**What is expected:** Copy the lines below as they are; omit the images they contain.
--- Begin Dataset content ---
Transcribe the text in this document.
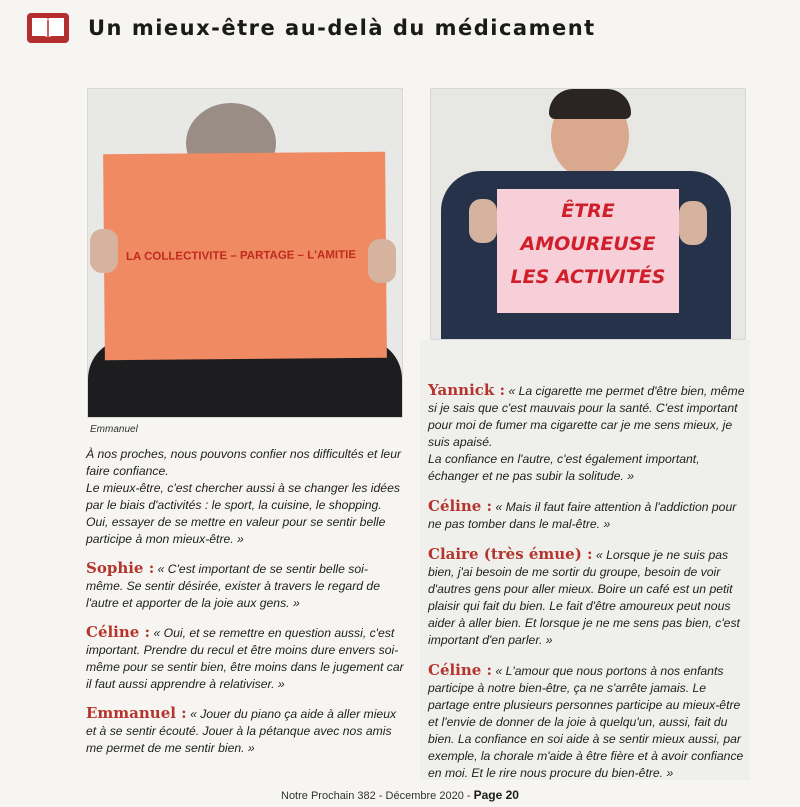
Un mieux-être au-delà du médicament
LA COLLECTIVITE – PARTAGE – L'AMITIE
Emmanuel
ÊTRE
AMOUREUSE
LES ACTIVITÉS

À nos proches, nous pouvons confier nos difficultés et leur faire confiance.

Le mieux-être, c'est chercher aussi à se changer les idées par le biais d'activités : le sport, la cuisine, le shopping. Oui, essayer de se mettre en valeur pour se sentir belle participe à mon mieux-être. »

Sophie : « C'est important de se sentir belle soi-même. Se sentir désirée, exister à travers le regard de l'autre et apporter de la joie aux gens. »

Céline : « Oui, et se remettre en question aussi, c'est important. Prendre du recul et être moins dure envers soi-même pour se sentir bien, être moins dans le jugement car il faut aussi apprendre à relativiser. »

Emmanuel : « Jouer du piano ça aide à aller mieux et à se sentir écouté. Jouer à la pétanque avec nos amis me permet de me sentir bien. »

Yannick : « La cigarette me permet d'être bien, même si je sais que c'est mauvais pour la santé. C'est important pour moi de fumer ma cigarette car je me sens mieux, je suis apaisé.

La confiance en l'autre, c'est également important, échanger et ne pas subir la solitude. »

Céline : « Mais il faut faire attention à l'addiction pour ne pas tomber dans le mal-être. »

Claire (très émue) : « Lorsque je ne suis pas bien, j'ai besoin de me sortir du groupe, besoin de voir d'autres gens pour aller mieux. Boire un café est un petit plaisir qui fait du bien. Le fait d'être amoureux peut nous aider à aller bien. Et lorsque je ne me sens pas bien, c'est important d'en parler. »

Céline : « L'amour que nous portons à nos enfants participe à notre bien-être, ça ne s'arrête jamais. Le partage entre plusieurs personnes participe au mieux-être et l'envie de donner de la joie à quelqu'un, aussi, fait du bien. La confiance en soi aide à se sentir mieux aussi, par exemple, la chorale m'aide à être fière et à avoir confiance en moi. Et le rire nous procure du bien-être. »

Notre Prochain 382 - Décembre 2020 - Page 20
--- End Dataset content ---
**The answer:**
Transcribe the text in this document.
Un mieux-être au-delà du médicament
LA COLLECTIVITE – PARTAGE – L'AMITIE
Emmanuel
ÊTRE
AMOUREUSE
LES ACTIVITÉS

À nos proches, nous pouvons confier nos difficultés et leur faire confiance.

Le mieux-être, c'est chercher aussi à se changer les idées par le biais d'activités : le sport, la cuisine, le shopping. Oui, essayer de se mettre en valeur pour se sentir belle participe à mon mieux-être. »

Sophie : « C'est important de se sentir belle soi-même. Se sentir désirée, exister à travers le regard de l'autre et apporter de la joie aux gens. »

Céline : « Oui, et se remettre en question aussi, c'est important. Prendre du recul et être moins dure envers soi-même pour se sentir bien, être moins dans le jugement car il faut aussi apprendre à relativiser. »

Emmanuel : « Jouer du piano ça aide à aller mieux et à se sentir écouté. Jouer à la pétanque avec nos amis me permet de me sentir bien. »

Yannick : « La cigarette me permet d'être bien, même si je sais que c'est mauvais pour la santé. C'est important pour moi de fumer ma cigarette car je me sens mieux, je suis apaisé.

La confiance en l'autre, c'est également important, échanger et ne pas subir la solitude. »

Céline : « Mais il faut faire attention à l'addiction pour ne pas tomber dans le mal-être. »

Claire (très émue) : « Lorsque je ne suis pas bien, j'ai besoin de me sortir du groupe, besoin de voir d'autres gens pour aller mieux. Boire un café est un petit plaisir qui fait du bien. Le fait d'être amoureux peut nous aider à aller bien. Et lorsque je ne me sens pas bien, c'est important d'en parler. »

Céline : « L'amour que nous portons à nos enfants participe à notre bien-être, ça ne s'arrête jamais. Le partage entre plusieurs personnes participe au mieux-être et l'envie de donner de la joie à quelqu'un, aussi, fait du bien. La confiance en soi aide à se sentir mieux aussi, par exemple, la chorale m'aide à être fière et à avoir confiance en moi. Et le rire nous procure du bien-être. »

Notre Prochain 382 - Décembre 2020 - Page 20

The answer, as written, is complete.